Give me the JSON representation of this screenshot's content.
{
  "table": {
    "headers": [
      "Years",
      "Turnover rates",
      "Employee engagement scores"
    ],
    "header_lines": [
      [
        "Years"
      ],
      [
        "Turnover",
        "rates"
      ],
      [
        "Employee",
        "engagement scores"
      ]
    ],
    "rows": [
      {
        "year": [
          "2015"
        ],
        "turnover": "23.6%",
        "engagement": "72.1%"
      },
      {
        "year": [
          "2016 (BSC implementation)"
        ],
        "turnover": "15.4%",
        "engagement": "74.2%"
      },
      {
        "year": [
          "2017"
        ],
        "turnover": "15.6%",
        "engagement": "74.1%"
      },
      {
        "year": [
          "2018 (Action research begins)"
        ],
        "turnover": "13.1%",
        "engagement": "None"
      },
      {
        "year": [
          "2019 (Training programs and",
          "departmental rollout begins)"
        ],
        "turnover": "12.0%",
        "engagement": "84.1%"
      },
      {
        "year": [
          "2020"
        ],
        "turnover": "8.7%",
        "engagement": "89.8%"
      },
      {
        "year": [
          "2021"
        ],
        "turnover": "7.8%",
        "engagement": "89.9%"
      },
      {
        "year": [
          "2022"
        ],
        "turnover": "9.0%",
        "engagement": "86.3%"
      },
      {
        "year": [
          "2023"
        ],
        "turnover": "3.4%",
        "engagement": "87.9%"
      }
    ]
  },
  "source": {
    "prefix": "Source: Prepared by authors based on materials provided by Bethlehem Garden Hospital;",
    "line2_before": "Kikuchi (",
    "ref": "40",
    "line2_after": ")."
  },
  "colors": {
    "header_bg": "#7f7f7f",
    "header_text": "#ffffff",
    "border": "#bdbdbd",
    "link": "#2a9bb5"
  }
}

━━━━

In the records above, locate the lines holding the word "scores". Copy each of them.

FINISHED TASK:
      "Employee engagement scores"
        "engagement scores"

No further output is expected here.